◆ Soal Latihan
1. Jawablah pertanyaan berikut berdasarkan teks bacaan tentang kisah para perempuan.
(a) Menurut penulis, menulis tanpa membaca itu seperti apa?
(b) Berapa kali perempuan pertama memergoki mantan suaminya di hotel?
(c) Kepada siapa mantan suami perempuan kedua hendak memberikan anak-anak?
2. Lanjutkan teks bacaan tentang kisah kedua perempuan itu, dimulai setelah kalimat terakhirnya.

◆ Teks Bacaan
═══
Oleh: Yasin Bin Malenggang dari SPINMOTION (Single Parents Indonesia in Motion)
Tiga hari ini saya tidak menulis tapi membaca. Karena menulis tanpa membaca seperti menyanyi tanpa meniti tangga nada. Sumbang tiada harmoni di dalamya. Dan tiga hari ini saya belajar membaca bukan hanya dengan pupil mata untuk melihat, tapi juga dengan teropong hati untuk berempati. Tiga hari ini pun saya membaca bait-bait syair kehidupan manusiawi yang tak terperi. Syair kehidupan para perempuan terdzolimi yang berhasil berdiri tegak dengan berbagai upaya, cara dan jalan mereka sendiri - sendiri.
Perempuan pertama bercerita, "Bukan sekali, 
bukan 17 kali, tapi sudah 'ping seket buntet' aku dikhianati sampai 
akhirnya aku mendapatkan persetujuan dari anakku satu - satunya untuk 
melepaskan diriku dari mantan suami." Lalu perempuan kedua bercerita tak
 mau kalah, "Pagi ini, mantan suamiku mengancam, mengintimidasi dan 
menerorku kembali. Dia hendak merebut hak asuh anak-anak dariku, untuk 
kemudian diberikan pada keluarga mapan yang mau mengadopsi."
Melanjutkan
 ceritanya, perempuan pertama berceloteh, "Mantan suamiku, tiga kali 
kupergoki di hotel bersama tiga wanita yang berbeda dan tiga kali pula 
aku mengampuninya. Kenapa? Anak laki-lakiku tak mau kehilangan ayahnya 
dan malu menjadi anak broken home. Sampai akhirnya, anakku menyadari 
sendiri bahwa dia pun tak pernah menjadi nomor satu bagi ayahnya. Bahkan
 hanya berada di nomor kesekian di hati dan pikiran ayahnya. Akhirnya 
dia memintaku untuk berpisah dari ayahnya." Perempuan kedua kembali 
berkeluh kesah, "Dia kembali, setelah gagal dalam hubungannya dengan 
perempuan yang telah membuatnya meninggalkanku dan ketiga anak-anak 
kecil kami. Dan kini justru dia kembali untuk merebut anak-anak lalu 
memberikan mereka kepada keluarga kaya untuk diadopsi."
═══
◆ Data yang Diberikan
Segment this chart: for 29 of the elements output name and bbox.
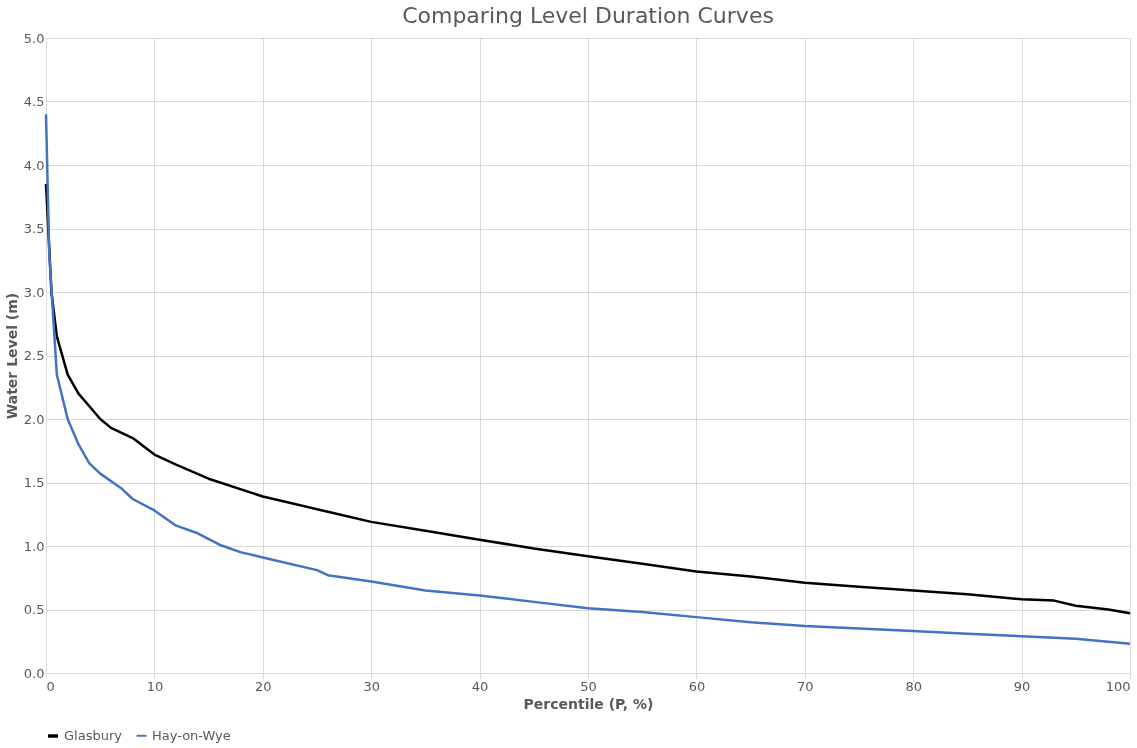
═══
◆ Kunci Jawaban
1.
(a) Seperti menyanyi tanpa meniti tangga nada.
(b) Tiga kali, bersama tiga wanita yang berbeda.
(c) Kepada keluarga mapan (kaya) yang mau mengadopsi.

2.
Bacaan 
akan syair kehidupan para perempuan, para ibu, para janda yang 
diperlakukan sedemikian 'asal dan sembarangan' oleh para mantan 
suaminya. Mereke awalnya berjanji sehidup semati mengarungi samudera 
kehidupan ini. Namun, kenyataan di tengah perjalanan, perubahan yang 
sangat bertolak belakang terjadi. Para laki-laki, para suami dan para 
ayah yang diharapkan menjadi pemelihara, pelindung dan pahlawan pembela,
 berubah menjadi 'momok' menakutkan bagi istri dan anak-anak mereka.
Yang
 saya ceritakan barulah dua contoh syair kehidupan yang dalam tiga hari 
ini. Makna yang harus dipahami dari kedua cerita di atas masih sangat 
samar terbaca. Namun setidaknya ada satu pesan kuat yang tersampaikan 
kepada saya, bahwa mereka adalah perempuan-perempuan yang kuat menjalani
 ujian terberat kedua setelah kelahiran anak-anak mereka. Lebih kuat 
dari apa yang selama ini dibayangkan oleh saya, sebagai laki-laki dan 
sekaligus duda beranak dua.
Pantas jika kepada para perempuan 
disematkan 'kunci surga' bagi anak-anak mereka. Namun masih saja banyak 
laki-laki yang justru menciptakan 'neraka' bagi mereka. Walau 
kenyataannya kemudian, para perempuan itu bisa keluar dari 'neraka' yang
 diciptakan untuk mereka dengan tetap kuat dan tegar  bersama 
anak-anaknya. Maka belajarlah kepada para perempuan, para ibu, para 
pejuang yang rela menahan panasnya 'neraka' dunia, lalu keluar selamat 
darinya dengan berbagai macam pedih dan luka. Karena di dalam hatinya 
mereka selalu menggenggam 'kunci surga' bagi diri mereka sendiri, yakni 
anak-anaknya.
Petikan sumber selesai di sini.